┌─ Information provided

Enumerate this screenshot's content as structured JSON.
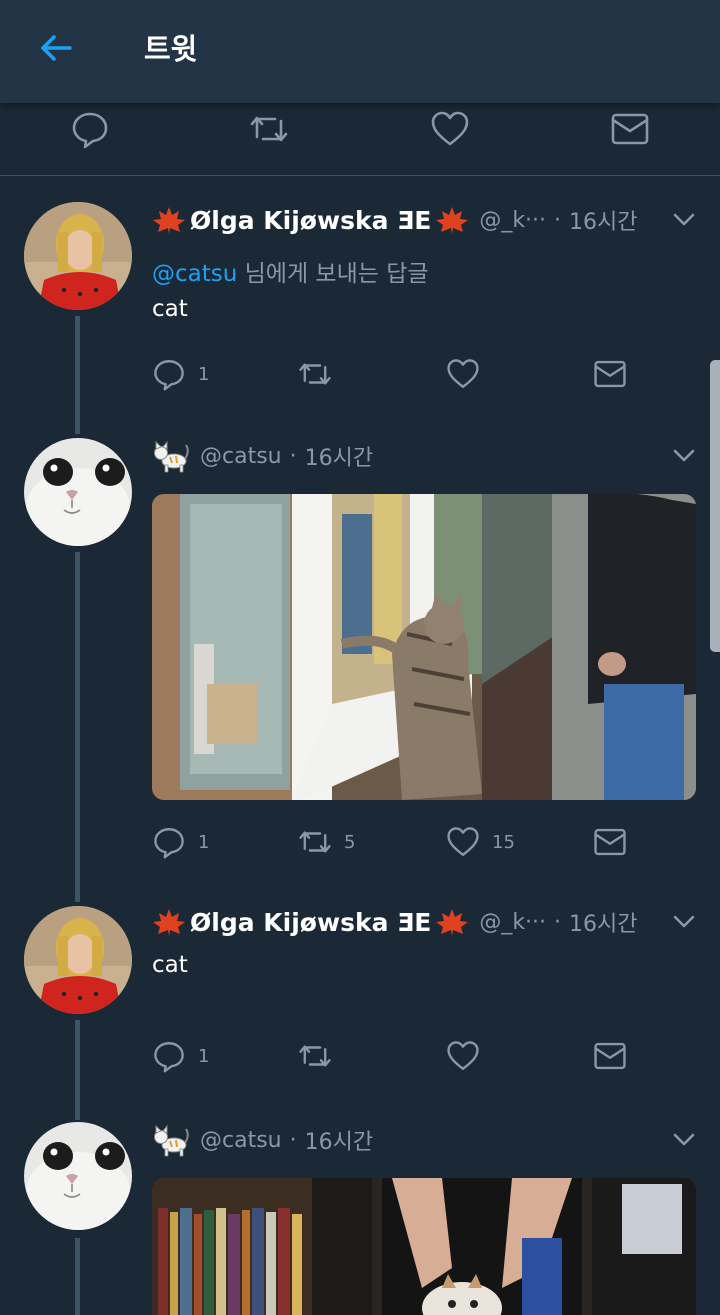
{
  "header": {
    "title": "트윗",
    "back_icon": "arrow-left-icon"
  },
  "colors": {
    "background": "#1b2836",
    "header": "#243447",
    "accent": "#1da1f2",
    "muted": "#8899a6",
    "line": "#3d5466"
  },
  "main_actions": [
    "reply-icon",
    "retweet-icon",
    "like-icon",
    "message-icon"
  ],
  "tweets": [
    {
      "name": "Ølga Kijøwska ƎE",
      "handle": "@_k···",
      "dot": "·",
      "time": "16시간",
      "replying_mention": "@catsu",
      "replying_suffix": " 님에게 보내는 답글",
      "text": "cat",
      "reply_count": "1",
      "retweet_count": "",
      "like_count": ""
    },
    {
      "name": "",
      "handle": "@catsu",
      "dot": "·",
      "time": "16시간",
      "text": "",
      "reply_count": "1",
      "retweet_count": "5",
      "like_count": "15"
    },
    {
      "name": "Ølga Kijøwska ƎE",
      "handle": "@_k···",
      "dot": "·",
      "time": "16시간",
      "text": "cat",
      "reply_count": "1",
      "retweet_count": "",
      "like_count": ""
    },
    {
      "name": "",
      "handle": "@catsu",
      "dot": "·",
      "time": "16시간"
    }
  ]
}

└─

> [Objective]: Copy the material above in full and exactly, skipping pictures.

> [Answer to this exercise]:
Enumerate this screenshot's content as structured JSON.
{
  "header": {
    "title": "트윗",
    "back_icon": "arrow-left-icon"
  },
  "colors": {
    "background": "#1b2836",
    "header": "#243447",
    "accent": "#1da1f2",
    "muted": "#8899a6",
    "line": "#3d5466"
  },
  "main_actions": [
    "reply-icon",
    "retweet-icon",
    "like-icon",
    "message-icon"
  ],
  "tweets": [
    {
      "name": "Ølga Kijøwska ƎE",
      "handle": "@_k···",
      "dot": "·",
      "time": "16시간",
      "replying_mention": "@catsu",
      "replying_suffix": " 님에게 보내는 답글",
      "text": "cat",
      "reply_count": "1",
      "retweet_count": "",
      "like_count": ""
    },
    {
      "name": "",
      "handle": "@catsu",
      "dot": "·",
      "time": "16시간",
      "text": "",
      "reply_count": "1",
      "retweet_count": "5",
      "like_count": "15"
    },
    {
      "name": "Ølga Kijøwska ƎE",
      "handle": "@_k···",
      "dot": "·",
      "time": "16시간",
      "text": "cat",
      "reply_count": "1",
      "retweet_count": "",
      "like_count": ""
    },
    {
      "name": "",
      "handle": "@catsu",
      "dot": "·",
      "time": "16시간"
    }
  ]
}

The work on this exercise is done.